> _Task objective_
All of the material should be reproduced exactly, with pictures left out.

> _Provided records_
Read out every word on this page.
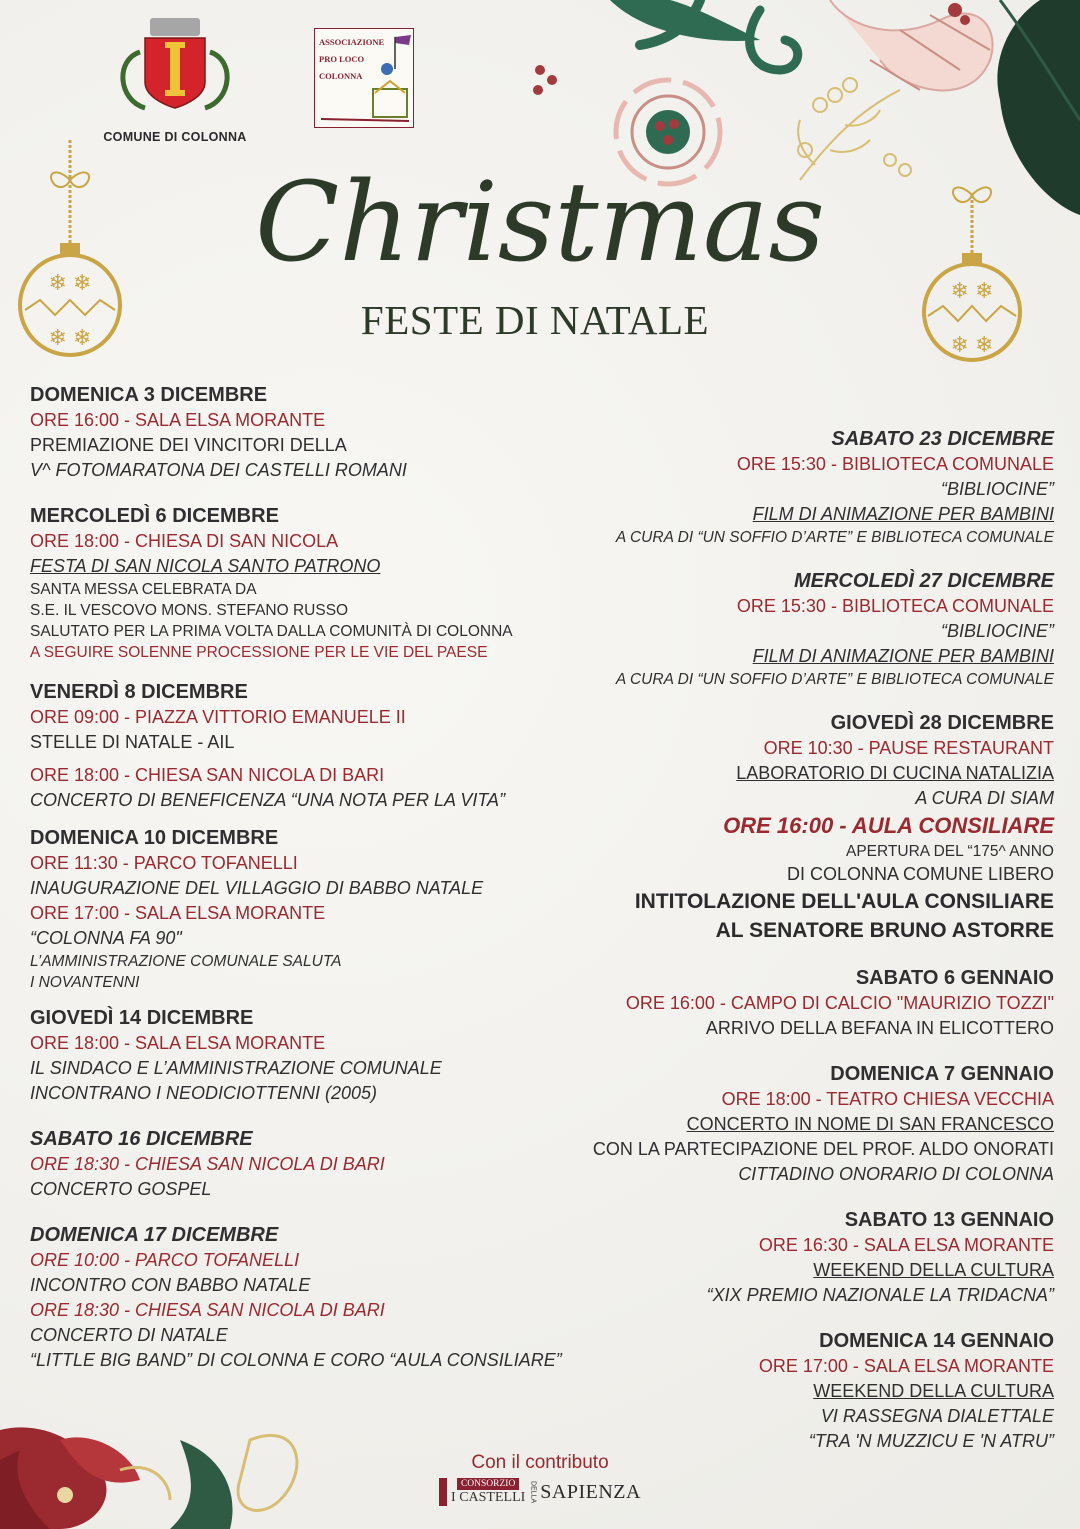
❄ ❄
❄ ❄
❄ ❄
❄ ❄
COMUNE DI COLONNA
ASSOCIAZIONE
PRO LOCO
COLONNA
Christmas
FESTE DI NATALE
DOMENICA 3 DICEMBRE
ORE 16:00 - SALA ELSA MORANTE
PREMIAZIONE DEI VINCITORI DELLA
V^ FOTOMARATONA DEI CASTELLI ROMANI
MERCOLEDÌ 6 DICEMBRE
ORE 18:00 - CHIESA DI SAN NICOLA
FESTA DI SAN NICOLA SANTO PATRONO
SANTA MESSA CELEBRATA DA
S.E. IL VESCOVO MONS. STEFANO RUSSO
SALUTATO PER LA PRIMA VOLTA DALLA COMUNITÀ DI COLONNA
A SEGUIRE SOLENNE PROCESSIONE PER LE VIE DEL PAESE
VENERDÌ 8 DICEMBRE
ORE 09:00 - PIAZZA VITTORIO EMANUELE II
STELLE DI NATALE - AIL
ORE 18:00 - CHIESA SAN NICOLA DI BARI
CONCERTO DI BENEFICENZA “UNA NOTA PER LA VITA”
DOMENICA 10 DICEMBRE
ORE 11:30 - PARCO TOFANELLI
INAUGURAZIONE DEL VILLAGGIO DI BABBO NATALE
ORE 17:00 - SALA ELSA MORANTE
“COLONNA FA 90"
L’AMMINISTRAZIONE COMUNALE SALUTA
I NOVANTENNI
GIOVEDÌ 14 DICEMBRE
ORE 18:00 - SALA ELSA MORANTE
IL SINDACO E L’AMMINISTRAZIONE COMUNALE
INCONTRANO I NEODICIOTTENNI (2005)
SABATO 16 DICEMBRE
ORE 18:30 - CHIESA SAN NICOLA DI BARI
CONCERTO GOSPEL
DOMENICA 17 DICEMBRE
ORE 10:00 - PARCO TOFANELLI
INCONTRO CON BABBO NATALE
ORE 18:30 - CHIESA SAN NICOLA DI BARI
CONCERTO DI NATALE
“LITTLE BIG BAND” DI COLONNA E CORO “AULA CONSILIARE”
SABATO 23 DICEMBRE
ORE 15:30 - BIBLIOTECA COMUNALE
“BIBLIOCINE”
FILM DI ANIMAZIONE PER BAMBINI
A CURA DI “UN SOFFIO D’ARTE” E BIBLIOTECA COMUNALE
MERCOLEDÌ 27 DICEMBRE
ORE 15:30 - BIBLIOTECA COMUNALE
“BIBLIOCINE”
FILM DI ANIMAZIONE PER BAMBINI
A CURA DI “UN SOFFIO D’ARTE” E BIBLIOTECA COMUNALE
GIOVEDÌ 28 DICEMBRE
ORE 10:30 - PAUSE RESTAURANT
LABORATORIO DI CUCINA NATALIZIA
A CURA DI SIAM
ORE 16:00 - AULA CONSILIARE
APERTURA DEL “175^ ANNO
DI COLONNA COMUNE LIBERO
INTITOLAZIONE DELL'AULA CONSILIARE
AL SENATORE BRUNO ASTORRE
SABATO 6 GENNAIO
ORE 16:00 - CAMPO DI CALCIO "MAURIZIO TOZZI"
ARRIVO DELLA BEFANA IN ELICOTTERO
DOMENICA 7 GENNAIO
ORE 18:00 - TEATRO CHIESA VECCHIA
CONCERTO IN NOME DI SAN FRANCESCO
CON LA PARTECIPAZIONE DEL PROF. ALDO ONORATI
CITTADINO ONORARIO DI COLONNA
SABATO 13 GENNAIO
ORE 16:30 - SALA ELSA MORANTE
WEEKEND DELLA CULTURA
“XIX PREMIO NAZIONALE LA TRIDACNA”
DOMENICA 14 GENNAIO
ORE 17:00 - SALA ELSA MORANTE
WEEKEND DELLA CULTURA
VI RASSEGNA DIALETTALE
“TRA 'N MUZZICU E 'N ATRU”
Con il contributo
CONSORZIO
I CASTELLI DELLA SAPIENZA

> _Answer for the task_
Read out every word on this page.
❄ ❄
❄ ❄
❄ ❄
❄ ❄
COMUNE DI COLONNA
ASSOCIAZIONE
PRO LOCO
COLONNA
Christmas
FESTE DI NATALE
DOMENICA 3 DICEMBRE
ORE 16:00 - SALA ELSA MORANTE
PREMIAZIONE DEI VINCITORI DELLA
V^ FOTOMARATONA DEI CASTELLI ROMANI
MERCOLEDÌ 6 DICEMBRE
ORE 18:00 - CHIESA DI SAN NICOLA
FESTA DI SAN NICOLA SANTO PATRONO
SANTA MESSA CELEBRATA DA
S.E. IL VESCOVO MONS. STEFANO RUSSO
SALUTATO PER LA PRIMA VOLTA DALLA COMUNITÀ DI COLONNA
A SEGUIRE SOLENNE PROCESSIONE PER LE VIE DEL PAESE
VENERDÌ 8 DICEMBRE
ORE 09:00 - PIAZZA VITTORIO EMANUELE II
STELLE DI NATALE - AIL
ORE 18:00 - CHIESA SAN NICOLA DI BARI
CONCERTO DI BENEFICENZA “UNA NOTA PER LA VITA”
DOMENICA 10 DICEMBRE
ORE 11:30 - PARCO TOFANELLI
INAUGURAZIONE DEL VILLAGGIO DI BABBO NATALE
ORE 17:00 - SALA ELSA MORANTE
“COLONNA FA 90"
L’AMMINISTRAZIONE COMUNALE SALUTA
I NOVANTENNI
GIOVEDÌ 14 DICEMBRE
ORE 18:00 - SALA ELSA MORANTE
IL SINDACO E L’AMMINISTRAZIONE COMUNALE
INCONTRANO I NEODICIOTTENNI (2005)
SABATO 16 DICEMBRE
ORE 18:30 - CHIESA SAN NICOLA DI BARI
CONCERTO GOSPEL
DOMENICA 17 DICEMBRE
ORE 10:00 - PARCO TOFANELLI
INCONTRO CON BABBO NATALE
ORE 18:30 - CHIESA SAN NICOLA DI BARI
CONCERTO DI NATALE
“LITTLE BIG BAND” DI COLONNA E CORO “AULA CONSILIARE”
SABATO 23 DICEMBRE
ORE 15:30 - BIBLIOTECA COMUNALE
“BIBLIOCINE”
FILM DI ANIMAZIONE PER BAMBINI
A CURA DI “UN SOFFIO D’ARTE” E BIBLIOTECA COMUNALE
MERCOLEDÌ 27 DICEMBRE
ORE 15:30 - BIBLIOTECA COMUNALE
“BIBLIOCINE”
FILM DI ANIMAZIONE PER BAMBINI
A CURA DI “UN SOFFIO D’ARTE” E BIBLIOTECA COMUNALE
GIOVEDÌ 28 DICEMBRE
ORE 10:30 - PAUSE RESTAURANT
LABORATORIO DI CUCINA NATALIZIA
A CURA DI SIAM
ORE 16:00 - AULA CONSILIARE
APERTURA DEL “175^ ANNO
DI COLONNA COMUNE LIBERO
INTITOLAZIONE DELL'AULA CONSILIARE
AL SENATORE BRUNO ASTORRE
SABATO 6 GENNAIO
ORE 16:00 - CAMPO DI CALCIO "MAURIZIO TOZZI"
ARRIVO DELLA BEFANA IN ELICOTTERO
DOMENICA 7 GENNAIO
ORE 18:00 - TEATRO CHIESA VECCHIA
CONCERTO IN NOME DI SAN FRANCESCO
CON LA PARTECIPAZIONE DEL PROF. ALDO ONORATI
CITTADINO ONORARIO DI COLONNA
SABATO 13 GENNAIO
ORE 16:30 - SALA ELSA MORANTE
WEEKEND DELLA CULTURA
“XIX PREMIO NAZIONALE LA TRIDACNA”
DOMENICA 14 GENNAIO
ORE 17:00 - SALA ELSA MORANTE
WEEKEND DELLA CULTURA
VI RASSEGNA DIALETTALE
“TRA 'N MUZZICU E 'N ATRU”
Con il contributo
CONSORZIO
I CASTELLI DELLA SAPIENZA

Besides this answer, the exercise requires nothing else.